--- begin SELECTED TEXT ---

# Non-diffusive atmospheric flow #3: reanalysis data and Z500

29 Aug 2014data-analysis

In this article, we’re going to look at some of the details of the data that we’re going to be using in our study of non-diffusive flow in the atmosphere. This is still all background material, so there’s no Haskell code here!

## Reanalysis data

In the last article, we talked blithely about looking at “patterns” in the atmosphere. By “patterns”, we mean patterns of atmospheric flow–for example, we might be interested in looking at differences between times when the normal conditions of westerly winds over the North Atlantic prevail and times when those conditions are interrupted and the winds are doing something else (those two states are associated with different kinds of weather over Northern Europe). The easiest way to think about these spatial patterns is by thinking of the isobars (lines of constant pressure) on a conventional weather map, the kind of thing you might see on the news. This plot shows daily mean sea level pressure over the North Atlantic for 1 January 2014, showing a low pressure system just south of Iceland. The contours are labelled in hPa (i.e. 100 Pascals), which correspond pretty closely to the more “traditional” units of millibars (1000 hPa ≈ 1000 mb):

Because of the rotation of the Earth, in the Northern Hemisphere the winds flow anticlockwise around regions of low pressure, clockwise around regions of high pressure, and are stronger in areas where the pressure gradient is greater (i.e. where the isobars are closer together).

But how do you even measure enough spatial points in the atmosphere to make a smooth-looking map like this? We can measure temperature, rainfall and wind speed and direction at surface weather stations, but they give just a few point measurements (and they’re very unevenly distributed around the globe). We can use instruments on satellites to measure some quantities, although getting from what the instruments measure (basically visible or infra-red radiation in different frequency bands) to the quantities of interest is very difficult and is a whole data analysis problem of its own. Even then, you only get direct measurements below the satellite’s orbital track. For a satellite in a polar orbit, that means (more or less) two measurements per day at each point on the globe.

--- end SELECTED TEXT ---

§ **REQUIRED TASKS**
A – Copy from the atmospheric flow article word for word, beginning at the words "In this article, we’re" and stopping after "Haskell code here!".
B – Answer these questions from the atmospheric flow article, one answer per line:
(i) What date does the mean sea level pressure plot show?
(ii) In the Northern Hemisphere, in which direction do winds flow around regions of high pressure?
(iii) For a satellite in a polar orbit, about how many measurements per day does it give at each point on the globe?

--- begin INFORMATION SHOWN ---

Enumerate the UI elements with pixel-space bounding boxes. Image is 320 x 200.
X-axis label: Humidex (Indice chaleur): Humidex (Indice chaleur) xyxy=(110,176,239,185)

--- end INFORMATION SHOWN ---

§ **FINAL ANSWERS**
A –
In this article, we’re going to look at some of the details of the data that we’re going to be using in our study of non-diffusive flow in the atmosphere. This is still all background material, so there’s no Haskell code here!

B –
(i) 1 January 2014
(ii) Clockwise
(iii) Two